*** Data for the task

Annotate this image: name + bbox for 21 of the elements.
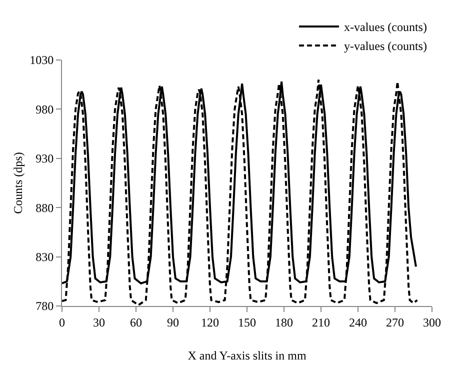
x-tick-label: 240 — [349, 315, 367, 330]
x-tick-label: 0 — [59, 315, 65, 330]
legend-label: y-values (counts) — [344, 39, 427, 54]
y-tick-label: 930 — [36, 152, 54, 166]
y-tick-label: 880 — [36, 200, 54, 215]
y-tick-label: 1030 — [30, 53, 54, 68]
y-axis-title: Counts (dps) — [10, 152, 25, 214]
x-tick-label: 120 — [201, 315, 219, 330]
y-tick-label: 830 — [36, 250, 54, 264]
x-tick-label: 150 — [238, 315, 256, 330]
x-tick-label: 30 — [93, 315, 105, 330]
x-tick-label: 210 — [312, 315, 330, 330]
x-tick-label: 270 — [386, 315, 404, 330]
x-axis-title: X and Y-axis slits in mm — [188, 348, 307, 362]
x-tick-label: 90 — [167, 315, 179, 330]
x-tick-label: 180 — [275, 315, 293, 330]
y-tick-label: 780 — [36, 299, 54, 314]
x-tick-label: 60 — [130, 315, 142, 330]
x-tick-label: 300 — [423, 315, 441, 330]
legend-label: x-values (counts) — [344, 20, 427, 34]
y-tick-label: 980 — [36, 102, 54, 116]
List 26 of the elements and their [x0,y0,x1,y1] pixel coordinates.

******

→ Aim:
Reproduce the part that opens with the line containing "x-tick-label: 240 — [349, 315, 367, 330]" and closes with the line containing "x-tick-label: 270 — [386, 315, 404, 330]", substituting "legend-entry" for "legend-label" and leaving everything else unchanged.

→ Written reply:
x-tick-label: 240 — [349, 315, 367, 330]
x-tick-label: 0 — [59, 315, 65, 330]
legend-entry: y-values (counts) — [344, 39, 427, 54]
y-tick-label: 930 — [36, 152, 54, 166]
y-tick-label: 880 — [36, 200, 54, 215]
y-tick-label: 1030 — [30, 53, 54, 68]
y-axis-title: Counts (dps) — [10, 152, 25, 214]
x-tick-label: 120 — [201, 315, 219, 330]
y-tick-label: 830 — [36, 250, 54, 264]
x-tick-label: 150 — [238, 315, 256, 330]
x-tick-label: 30 — [93, 315, 105, 330]
x-tick-label: 210 — [312, 315, 330, 330]
x-tick-label: 270 — [386, 315, 404, 330]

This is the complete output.